What you are asked to do = Exclude the pictures and return every line exactly as written.

>> start Data provided

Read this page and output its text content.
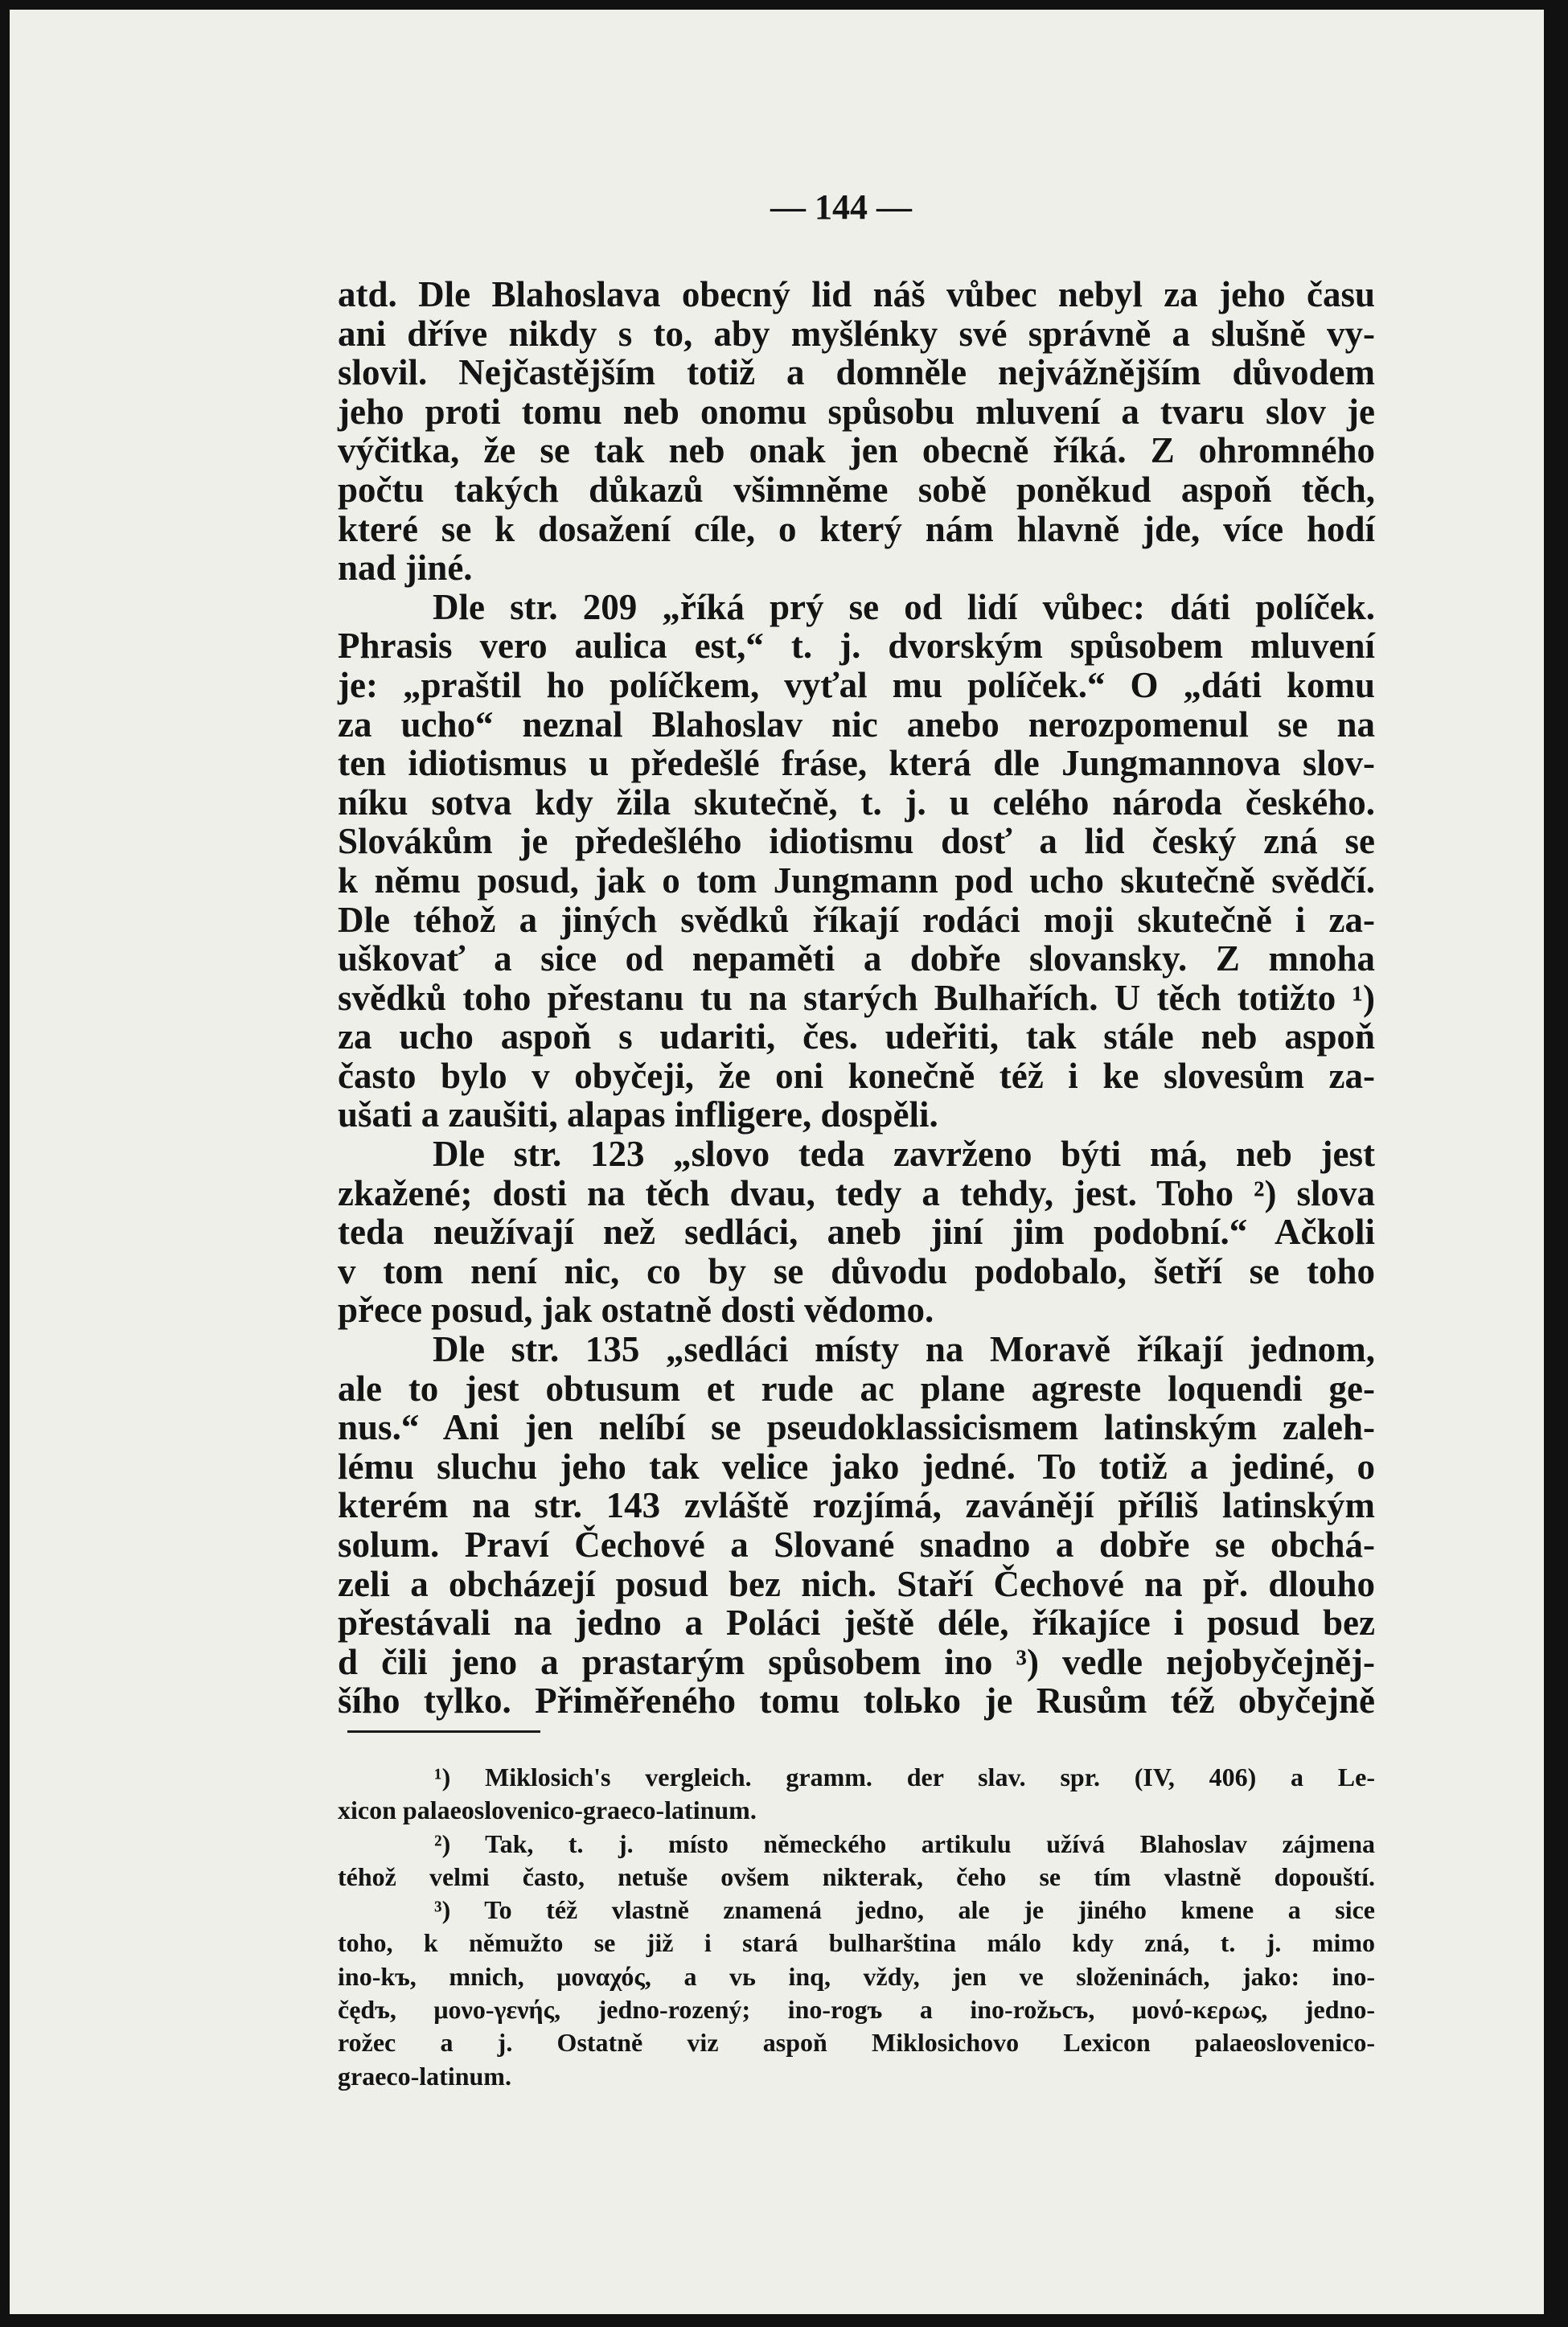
— 144 —
atd. Dle Blahoslava obecný lid náš vůbec nebyl za jeho času
ani dříve nikdy s to, aby myšlénky své správně a slušně vy-
slovil. Nejčastějším totiž a domněle nejvážnějším důvodem
jeho proti tomu neb onomu spůsobu mluvení a tvaru slov je
výčitka, že se tak neb onak jen obecně říká. Z ohromného
počtu takých důkazů všimněme sobě poněkud aspoň těch,
které se k dosažení cíle, o který nám hlavně jde, více hodí
nad jiné.
Dle str. 209 „říká prý se od lidí vůbec: dáti políček.
Phrasis vero aulica est,“ t. j. dvorským spůsobem mluvení
je: „praštil ho políčkem, vyťal mu políček.“ O „dáti komu
za ucho“ neznal Blahoslav nic anebo nerozpomenul se na
ten idiotismus u předešlé fráse, která dle Jungmannova slov-
níku sotva kdy žila skutečně, t. j. u celého národa českého.
Slovákům je předešlého idiotismu dosť a lid český zná se
k němu posud, jak o tom Jungmann pod ucho skutečně svědčí.
Dle téhož a jiných svědků říkají rodáci moji skutečně i za-
uškovať a sice od nepaměti a dobře slovansky. Z mnoha
svědků toho přestanu tu na starých Bulhařích. U těch totižto ¹)
za ucho aspoň s udariti, čes. udeřiti, tak stále neb aspoň
často bylo v obyčeji, že oni konečně též i ke slovesům za-
ušati a zaušiti, alapas infligere, dospěli.
Dle str. 123 „slovo teda zavrženo býti má, neb jest
zkažené; dosti na těch dvau, tedy a tehdy, jest. Toho ²) slova
teda neužívají než sedláci, aneb jiní jim podobní.“ Ačkoli
v tom není nic, co by se důvodu podobalo, šetří se toho
přece posud, jak ostatně dosti vědomo.
Dle str. 135 „sedláci místy na Moravě říkají jednom,
ale to jest obtusum et rude ac plane agreste loquendi ge-
nus.“ Ani jen nelíbí se pseudoklassicismem latinským zaleh-
lému sluchu jeho tak velice jako jedné. To totiž a jediné, o
kterém na str. 143 zvláště rozjímá, zavánějí příliš latinským
solum. Praví Čechové a Slované snadno a dobře se obchá-
zeli a obcházejí posud bez nich. Staří Čechové na př. dlouho
přestávali na jedno a Poláci ještě déle, říkajíce i posud bez
d čili jeno a prastarým spůsobem ino ³) vedle nejobyčejněj-
šího tylko. Přiměřeného tomu tolьko je Rusům též obyčejně
¹) Miklosich's vergleich. gramm. der slav. spr. (IV, 406) a Le-
xicon palaeoslovenico-graeco-latinum.
²) Tak, t. j. místo německého artikulu užívá Blahoslav zájmena
téhož velmi často, netuše ovšem nikterak, čeho se tím vlastně dopouští.
³) To též vlastně znamená jedno, ale je jiného kmene a sice
toho, k němužto se již i stará bulharština málo kdy zná, t. j. mimo
ino-kъ, mnich, μοναχός, a vь inq, vždy, jen ve složeninách, jako: ino-
čędъ, μονο-γενής, jedno-rozený; ino-rogъ a ino-rožьсъ, μονό-κερως, jedno-
rožec a j. Ostatně viz aspoň Miklosichovo Lexicon palaeoslovenico-
graeco-latinum.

>> end Data provided

Final answer =
Read this page and output its text content.
— 144 —
atd. Dle Blahoslava obecný lid náš vůbec nebyl za jeho času
ani dříve nikdy s to, aby myšlénky své správně a slušně vy-
slovil. Nejčastějším totiž a domněle nejvážnějším důvodem
jeho proti tomu neb onomu spůsobu mluvení a tvaru slov je
výčitka, že se tak neb onak jen obecně říká. Z ohromného
počtu takých důkazů všimněme sobě poněkud aspoň těch,
které se k dosažení cíle, o který nám hlavně jde, více hodí
nad jiné.
Dle str. 209 „říká prý se od lidí vůbec: dáti políček.
Phrasis vero aulica est,“ t. j. dvorským spůsobem mluvení
je: „praštil ho políčkem, vyťal mu políček.“ O „dáti komu
za ucho“ neznal Blahoslav nic anebo nerozpomenul se na
ten idiotismus u předešlé fráse, která dle Jungmannova slov-
níku sotva kdy žila skutečně, t. j. u celého národa českého.
Slovákům je předešlého idiotismu dosť a lid český zná se
k němu posud, jak o tom Jungmann pod ucho skutečně svědčí.
Dle téhož a jiných svědků říkají rodáci moji skutečně i za-
uškovať a sice od nepaměti a dobře slovansky. Z mnoha
svědků toho přestanu tu na starých Bulhařích. U těch totižto ¹)
za ucho aspoň s udariti, čes. udeřiti, tak stále neb aspoň
často bylo v obyčeji, že oni konečně též i ke slovesům za-
ušati a zaušiti, alapas infligere, dospěli.
Dle str. 123 „slovo teda zavrženo býti má, neb jest
zkažené; dosti na těch dvau, tedy a tehdy, jest. Toho ²) slova
teda neužívají než sedláci, aneb jiní jim podobní.“ Ačkoli
v tom není nic, co by se důvodu podobalo, šetří se toho
přece posud, jak ostatně dosti vědomo.
Dle str. 135 „sedláci místy na Moravě říkají jednom,
ale to jest obtusum et rude ac plane agreste loquendi ge-
nus.“ Ani jen nelíbí se pseudoklassicismem latinským zaleh-
lému sluchu jeho tak velice jako jedné. To totiž a jediné, o
kterém na str. 143 zvláště rozjímá, zavánějí příliš latinským
solum. Praví Čechové a Slované snadno a dobře se obchá-
zeli a obcházejí posud bez nich. Staří Čechové na př. dlouho
přestávali na jedno a Poláci ještě déle, říkajíce i posud bez
d čili jeno a prastarým spůsobem ino ³) vedle nejobyčejněj-
šího tylko. Přiměřeného tomu tolьko je Rusům též obyčejně
¹) Miklosich's vergleich. gramm. der slav. spr. (IV, 406) a Le-
xicon palaeoslovenico-graeco-latinum.
²) Tak, t. j. místo německého artikulu užívá Blahoslav zájmena
téhož velmi často, netuše ovšem nikterak, čeho se tím vlastně dopouští.
³) To též vlastně znamená jedno, ale je jiného kmene a sice
toho, k němužto se již i stará bulharština málo kdy zná, t. j. mimo
ino-kъ, mnich, μοναχός, a vь inq, vždy, jen ve složeninách, jako: ino-
čędъ, μονο-γενής, jedno-rozený; ino-rogъ a ino-rožьсъ, μονό-κερως, jedno-
rožec a j. Ostatně viz aspoň Miklosichovo Lexicon palaeoslovenico-
graeco-latinum.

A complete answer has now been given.